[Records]
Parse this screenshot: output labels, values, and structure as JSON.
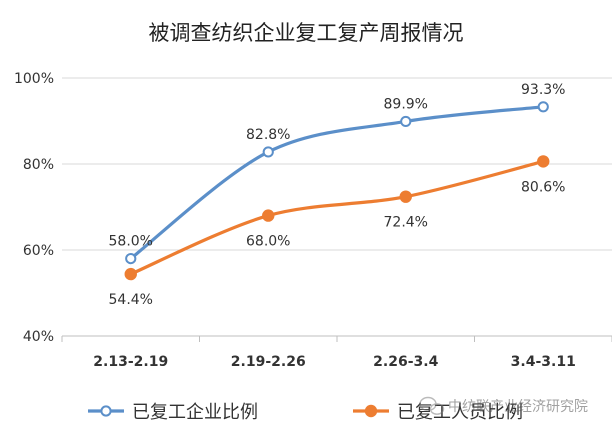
{
  "chart_data": {
    "type": "line",
    "title": "被调查纺织企业复工复产周报情况",
    "categories": [
      "2.13-2.19",
      "2.19-2.26",
      "2.26-3.4",
      "3.4-3.11"
    ],
    "ylim": [
      40,
      100
    ],
    "yticks": [
      "40%",
      "60%",
      "80%",
      "100%"
    ],
    "ytick_values": [
      40,
      60,
      80,
      100
    ],
    "grid": true,
    "legend_position": "bottom",
    "series": [
      {
        "name": "已复工企业比例",
        "values": [
          58.0,
          82.8,
          89.9,
          93.3
        ],
        "labels": [
          "58.0%",
          "82.8%",
          "89.9%",
          "93.3%"
        ],
        "color": "#5B8FC9",
        "marker": "hollow-circle"
      },
      {
        "name": "已复工人员比例",
        "values": [
          54.4,
          68.0,
          72.4,
          80.6
        ],
        "labels": [
          "54.4%",
          "68.0%",
          "72.4%",
          "80.6%"
        ],
        "color": "#ED7D31",
        "marker": "filled-circle"
      }
    ]
  },
  "watermark": "中纺联产业经济研究院"
}
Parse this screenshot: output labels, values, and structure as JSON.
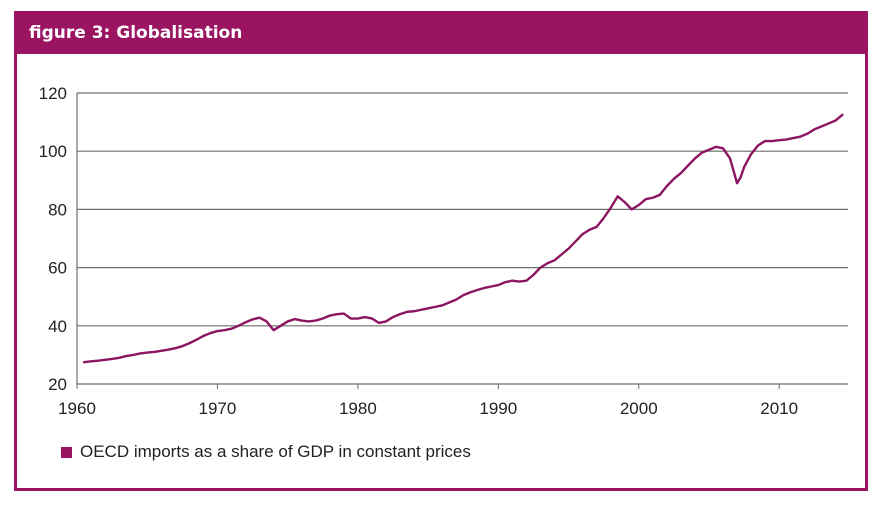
{
  "figure": {
    "title": "figure 3: Globalisation"
  },
  "colors": {
    "brand": "#9a1461",
    "series": "#8b1560",
    "grid": "#6d6d6d",
    "text": "#222222"
  },
  "chart_data": {
    "type": "line",
    "title": "figure 3: Globalisation",
    "xlabel": "",
    "ylabel": "",
    "xlim": [
      1960,
      2014.9
    ],
    "ylim": [
      20,
      120
    ],
    "xticks": [
      1960,
      1970,
      1980,
      1990,
      2000,
      2010
    ],
    "yticks": [
      20,
      40,
      60,
      80,
      100,
      120
    ],
    "grid": "horizontal",
    "legend_position": "bottom-left",
    "series": [
      {
        "name": "OECD imports as a share of GDP in constant prices",
        "x": [
          1960.5,
          1961,
          1961.5,
          1962,
          1962.5,
          1963,
          1963.5,
          1964,
          1964.5,
          1965,
          1965.5,
          1966,
          1966.5,
          1967,
          1967.5,
          1968,
          1968.5,
          1969,
          1969.5,
          1970,
          1970.5,
          1971,
          1971.5,
          1972,
          1972.5,
          1973,
          1973.5,
          1974,
          1974.5,
          1975,
          1975.5,
          1976,
          1976.5,
          1977,
          1977.5,
          1978,
          1978.5,
          1979,
          1979.5,
          1980,
          1980.5,
          1981,
          1981.5,
          1982,
          1982.5,
          1983,
          1983.5,
          1984,
          1984.5,
          1985,
          1985.5,
          1986,
          1986.5,
          1987,
          1987.5,
          1988,
          1988.5,
          1989,
          1989.5,
          1990,
          1990.5,
          1991,
          1991.5,
          1992,
          1992.5,
          1993,
          1993.5,
          1994,
          1994.5,
          1995,
          1995.5,
          1996,
          1996.5,
          1997,
          1997.5,
          1998,
          1998.5,
          1999,
          1999.5,
          2000,
          2000.5,
          2001,
          2001.5,
          2002,
          2002.5,
          2003,
          2003.5,
          2004,
          2004.5,
          2005,
          2005.5,
          2006,
          2006.5,
          2007,
          2007.25,
          2007.5,
          2008,
          2008.5,
          2009,
          2009.5,
          2010,
          2010.5,
          2011,
          2011.5,
          2012,
          2012.5,
          2013,
          2013.5,
          2014,
          2014.5
        ],
        "values": [
          27.5,
          27.8,
          28.0,
          28.3,
          28.6,
          29.0,
          29.6,
          30.0,
          30.5,
          30.8,
          31.0,
          31.4,
          31.8,
          32.3,
          33.0,
          34.0,
          35.2,
          36.5,
          37.5,
          38.2,
          38.5,
          39.0,
          40.0,
          41.2,
          42.2,
          42.8,
          41.5,
          38.5,
          40.0,
          41.5,
          42.3,
          41.8,
          41.5,
          41.8,
          42.5,
          43.5,
          44.0,
          44.2,
          42.5,
          42.5,
          43.0,
          42.5,
          41.0,
          41.5,
          43.0,
          44.0,
          44.8,
          45.0,
          45.5,
          46.0,
          46.5,
          47.0,
          48.0,
          49.0,
          50.5,
          51.5,
          52.3,
          53.0,
          53.5,
          54.0,
          55.0,
          55.5,
          55.2,
          55.5,
          57.5,
          60.0,
          61.5,
          62.5,
          64.5,
          66.5,
          69.0,
          71.5,
          73.0,
          74.0,
          77.0,
          80.5,
          84.5,
          82.5,
          80.0,
          81.5,
          83.5,
          84.0,
          85.0,
          88.0,
          90.5,
          92.5,
          95.0,
          97.5,
          99.5,
          100.5,
          101.5,
          101.0,
          97.5,
          89.0,
          91.0,
          94.5,
          99.0,
          102.0,
          103.5,
          103.5,
          103.8,
          104.0,
          104.5,
          105.0,
          106.0,
          107.5,
          108.5,
          109.5,
          110.5,
          112.5
        ]
      }
    ]
  }
}
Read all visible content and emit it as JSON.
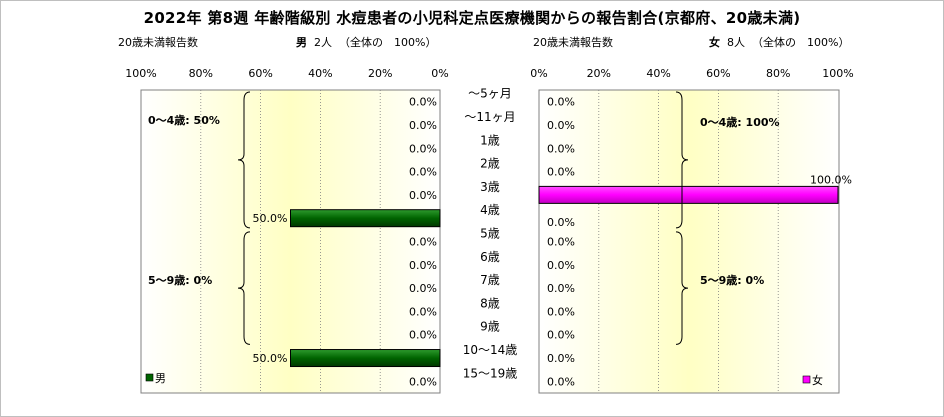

[OBJECTIVE]
Which lines include "title"? Copy each of them out.

[PROBLEM SOLUTION]
    "title": "被调查纺织企业复工复产周报情况",
    "title": "figure 3: Globalisation"
    "title": "figure 3: Globalisation",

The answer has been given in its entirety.